• _EXERCISE TASK_:
In the data below, locate each line with the word "more" and list it.

• _RECORDS_:

——————

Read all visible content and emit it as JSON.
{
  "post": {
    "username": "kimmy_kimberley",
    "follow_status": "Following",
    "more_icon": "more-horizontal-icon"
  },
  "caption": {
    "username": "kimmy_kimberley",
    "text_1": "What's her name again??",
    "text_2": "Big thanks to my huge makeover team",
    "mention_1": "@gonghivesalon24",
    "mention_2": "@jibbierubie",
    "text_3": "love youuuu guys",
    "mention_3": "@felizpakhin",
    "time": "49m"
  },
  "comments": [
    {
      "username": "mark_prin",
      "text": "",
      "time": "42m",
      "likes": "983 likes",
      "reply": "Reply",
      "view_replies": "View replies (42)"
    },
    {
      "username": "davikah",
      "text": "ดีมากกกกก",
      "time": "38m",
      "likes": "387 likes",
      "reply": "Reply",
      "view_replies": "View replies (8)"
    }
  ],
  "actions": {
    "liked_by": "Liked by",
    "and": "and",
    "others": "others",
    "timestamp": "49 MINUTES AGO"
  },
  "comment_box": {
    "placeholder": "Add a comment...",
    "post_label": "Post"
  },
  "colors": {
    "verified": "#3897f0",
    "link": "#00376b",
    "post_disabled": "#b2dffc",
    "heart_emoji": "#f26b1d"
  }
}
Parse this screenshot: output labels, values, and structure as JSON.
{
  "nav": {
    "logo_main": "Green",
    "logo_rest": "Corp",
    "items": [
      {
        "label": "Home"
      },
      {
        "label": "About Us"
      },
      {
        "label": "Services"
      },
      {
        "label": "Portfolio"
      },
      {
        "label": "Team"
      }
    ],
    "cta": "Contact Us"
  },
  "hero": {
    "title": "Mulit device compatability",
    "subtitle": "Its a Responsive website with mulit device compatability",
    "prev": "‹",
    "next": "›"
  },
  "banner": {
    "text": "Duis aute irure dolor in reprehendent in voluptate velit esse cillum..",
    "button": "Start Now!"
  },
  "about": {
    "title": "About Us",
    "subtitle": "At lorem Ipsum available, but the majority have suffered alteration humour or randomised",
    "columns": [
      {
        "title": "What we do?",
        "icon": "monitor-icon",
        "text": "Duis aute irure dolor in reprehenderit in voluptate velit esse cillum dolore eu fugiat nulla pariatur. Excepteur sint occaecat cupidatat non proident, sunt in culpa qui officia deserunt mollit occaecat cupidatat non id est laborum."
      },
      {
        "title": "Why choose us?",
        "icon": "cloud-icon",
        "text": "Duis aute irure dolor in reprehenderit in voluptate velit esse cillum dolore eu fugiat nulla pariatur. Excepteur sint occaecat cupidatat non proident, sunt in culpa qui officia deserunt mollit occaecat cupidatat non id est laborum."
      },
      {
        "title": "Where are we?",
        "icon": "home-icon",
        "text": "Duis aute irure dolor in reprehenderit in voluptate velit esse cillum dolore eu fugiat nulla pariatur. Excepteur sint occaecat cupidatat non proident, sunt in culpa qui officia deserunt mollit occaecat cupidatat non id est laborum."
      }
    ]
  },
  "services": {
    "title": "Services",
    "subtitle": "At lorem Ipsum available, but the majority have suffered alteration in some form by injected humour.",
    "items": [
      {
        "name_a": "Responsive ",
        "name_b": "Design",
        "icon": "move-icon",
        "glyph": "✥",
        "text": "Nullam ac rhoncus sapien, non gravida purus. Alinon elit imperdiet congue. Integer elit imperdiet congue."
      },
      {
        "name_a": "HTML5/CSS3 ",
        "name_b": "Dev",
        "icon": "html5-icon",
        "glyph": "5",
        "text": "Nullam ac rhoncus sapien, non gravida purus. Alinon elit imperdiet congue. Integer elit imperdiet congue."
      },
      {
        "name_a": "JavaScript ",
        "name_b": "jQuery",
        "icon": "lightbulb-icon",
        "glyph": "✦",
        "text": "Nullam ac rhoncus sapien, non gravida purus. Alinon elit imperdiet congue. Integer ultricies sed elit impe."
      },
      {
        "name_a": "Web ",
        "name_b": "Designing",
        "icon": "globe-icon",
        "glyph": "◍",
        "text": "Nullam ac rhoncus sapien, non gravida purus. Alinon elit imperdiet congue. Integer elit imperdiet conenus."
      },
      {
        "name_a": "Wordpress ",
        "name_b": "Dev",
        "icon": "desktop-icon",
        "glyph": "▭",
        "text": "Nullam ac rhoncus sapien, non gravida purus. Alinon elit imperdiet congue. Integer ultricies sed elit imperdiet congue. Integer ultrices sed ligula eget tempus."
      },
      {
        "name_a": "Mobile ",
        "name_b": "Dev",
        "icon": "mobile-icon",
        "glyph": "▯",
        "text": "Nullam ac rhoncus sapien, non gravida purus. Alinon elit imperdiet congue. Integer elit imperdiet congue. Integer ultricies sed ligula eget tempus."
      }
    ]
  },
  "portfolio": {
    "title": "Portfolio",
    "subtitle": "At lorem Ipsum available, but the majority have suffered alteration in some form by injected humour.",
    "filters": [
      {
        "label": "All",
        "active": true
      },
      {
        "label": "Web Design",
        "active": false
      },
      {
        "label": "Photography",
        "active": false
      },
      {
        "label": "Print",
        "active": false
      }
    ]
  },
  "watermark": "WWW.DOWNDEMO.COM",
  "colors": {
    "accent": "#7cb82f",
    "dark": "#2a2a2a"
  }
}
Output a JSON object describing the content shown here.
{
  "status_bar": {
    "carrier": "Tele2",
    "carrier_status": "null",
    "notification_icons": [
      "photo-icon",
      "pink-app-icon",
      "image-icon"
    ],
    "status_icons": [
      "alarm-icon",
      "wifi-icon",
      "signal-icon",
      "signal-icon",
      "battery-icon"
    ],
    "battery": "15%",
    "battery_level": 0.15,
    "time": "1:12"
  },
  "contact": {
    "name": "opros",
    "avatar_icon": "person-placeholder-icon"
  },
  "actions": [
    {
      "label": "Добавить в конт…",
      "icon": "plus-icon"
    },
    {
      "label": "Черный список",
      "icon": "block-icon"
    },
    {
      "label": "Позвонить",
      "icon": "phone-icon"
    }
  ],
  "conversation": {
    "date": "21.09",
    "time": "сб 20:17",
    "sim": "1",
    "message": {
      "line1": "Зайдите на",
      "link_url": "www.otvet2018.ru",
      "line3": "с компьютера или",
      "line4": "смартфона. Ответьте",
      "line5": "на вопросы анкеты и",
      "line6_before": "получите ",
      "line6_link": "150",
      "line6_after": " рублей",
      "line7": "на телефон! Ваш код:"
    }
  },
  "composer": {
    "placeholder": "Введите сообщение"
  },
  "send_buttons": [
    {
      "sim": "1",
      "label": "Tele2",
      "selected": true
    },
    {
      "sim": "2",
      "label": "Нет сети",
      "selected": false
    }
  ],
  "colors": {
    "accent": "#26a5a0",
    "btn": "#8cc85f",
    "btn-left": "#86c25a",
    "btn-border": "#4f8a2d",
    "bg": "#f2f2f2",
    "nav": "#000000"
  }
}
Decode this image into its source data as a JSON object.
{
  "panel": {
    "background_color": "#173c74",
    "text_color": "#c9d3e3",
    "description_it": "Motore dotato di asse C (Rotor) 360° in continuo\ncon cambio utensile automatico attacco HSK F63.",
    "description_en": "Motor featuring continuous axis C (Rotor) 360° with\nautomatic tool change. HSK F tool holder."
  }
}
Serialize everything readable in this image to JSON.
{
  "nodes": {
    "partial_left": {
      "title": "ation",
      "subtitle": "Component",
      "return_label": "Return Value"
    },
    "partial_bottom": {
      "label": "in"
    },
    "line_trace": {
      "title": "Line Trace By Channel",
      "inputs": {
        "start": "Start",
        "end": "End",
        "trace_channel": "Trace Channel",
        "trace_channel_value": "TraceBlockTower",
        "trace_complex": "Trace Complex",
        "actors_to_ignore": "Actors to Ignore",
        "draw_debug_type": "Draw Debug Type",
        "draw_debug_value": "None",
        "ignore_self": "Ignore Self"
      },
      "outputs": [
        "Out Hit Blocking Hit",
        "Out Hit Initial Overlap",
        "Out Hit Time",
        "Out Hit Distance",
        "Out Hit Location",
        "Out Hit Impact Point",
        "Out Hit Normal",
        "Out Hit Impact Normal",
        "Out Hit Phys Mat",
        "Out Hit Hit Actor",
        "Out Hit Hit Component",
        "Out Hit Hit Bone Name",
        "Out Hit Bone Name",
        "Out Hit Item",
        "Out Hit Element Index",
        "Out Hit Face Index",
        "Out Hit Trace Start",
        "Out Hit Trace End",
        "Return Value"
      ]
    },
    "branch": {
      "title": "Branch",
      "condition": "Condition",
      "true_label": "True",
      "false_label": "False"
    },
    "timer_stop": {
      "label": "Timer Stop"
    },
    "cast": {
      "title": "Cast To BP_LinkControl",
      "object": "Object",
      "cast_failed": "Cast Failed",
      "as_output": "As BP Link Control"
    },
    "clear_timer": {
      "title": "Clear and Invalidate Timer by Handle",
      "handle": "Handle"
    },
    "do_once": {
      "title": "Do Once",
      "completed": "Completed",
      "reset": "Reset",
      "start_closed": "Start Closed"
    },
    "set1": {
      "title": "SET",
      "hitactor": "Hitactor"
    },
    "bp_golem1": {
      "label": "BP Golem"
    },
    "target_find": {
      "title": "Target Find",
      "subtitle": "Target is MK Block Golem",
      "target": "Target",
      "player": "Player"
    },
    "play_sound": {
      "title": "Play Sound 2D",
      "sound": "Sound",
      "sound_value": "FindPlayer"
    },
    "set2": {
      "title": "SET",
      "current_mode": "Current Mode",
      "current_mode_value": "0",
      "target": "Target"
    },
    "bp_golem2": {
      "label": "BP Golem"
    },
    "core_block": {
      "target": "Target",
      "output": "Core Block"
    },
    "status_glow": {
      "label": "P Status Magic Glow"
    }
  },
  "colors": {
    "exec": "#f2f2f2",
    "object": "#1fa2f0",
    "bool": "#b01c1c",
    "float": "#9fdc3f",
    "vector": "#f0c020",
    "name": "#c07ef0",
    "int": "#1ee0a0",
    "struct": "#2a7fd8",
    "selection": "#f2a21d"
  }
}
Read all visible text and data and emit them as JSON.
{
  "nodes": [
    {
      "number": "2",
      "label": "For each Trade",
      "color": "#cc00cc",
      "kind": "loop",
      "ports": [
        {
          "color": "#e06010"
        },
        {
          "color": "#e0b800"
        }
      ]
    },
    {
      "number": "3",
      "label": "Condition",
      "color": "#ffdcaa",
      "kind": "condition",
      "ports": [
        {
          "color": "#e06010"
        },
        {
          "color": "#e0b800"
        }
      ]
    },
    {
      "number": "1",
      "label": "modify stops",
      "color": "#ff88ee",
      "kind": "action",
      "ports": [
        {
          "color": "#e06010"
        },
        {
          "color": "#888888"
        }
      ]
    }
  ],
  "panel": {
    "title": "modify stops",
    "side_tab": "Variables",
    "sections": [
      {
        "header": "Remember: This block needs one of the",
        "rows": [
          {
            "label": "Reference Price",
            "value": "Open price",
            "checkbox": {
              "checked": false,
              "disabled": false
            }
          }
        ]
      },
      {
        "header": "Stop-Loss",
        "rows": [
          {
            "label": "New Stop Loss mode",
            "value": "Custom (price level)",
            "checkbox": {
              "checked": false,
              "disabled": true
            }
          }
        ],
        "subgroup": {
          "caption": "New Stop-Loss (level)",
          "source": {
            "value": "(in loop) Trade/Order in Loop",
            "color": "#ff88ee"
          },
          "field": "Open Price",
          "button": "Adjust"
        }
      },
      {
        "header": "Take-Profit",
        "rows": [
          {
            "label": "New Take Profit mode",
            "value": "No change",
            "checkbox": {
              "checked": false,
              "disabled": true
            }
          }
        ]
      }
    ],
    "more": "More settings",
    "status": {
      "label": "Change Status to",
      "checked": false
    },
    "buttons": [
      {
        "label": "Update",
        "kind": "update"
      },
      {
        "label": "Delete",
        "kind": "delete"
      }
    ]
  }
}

——————

• _THE REPLY_:
    "more_icon": "more-horizontal-icon"
    "more": "More settings",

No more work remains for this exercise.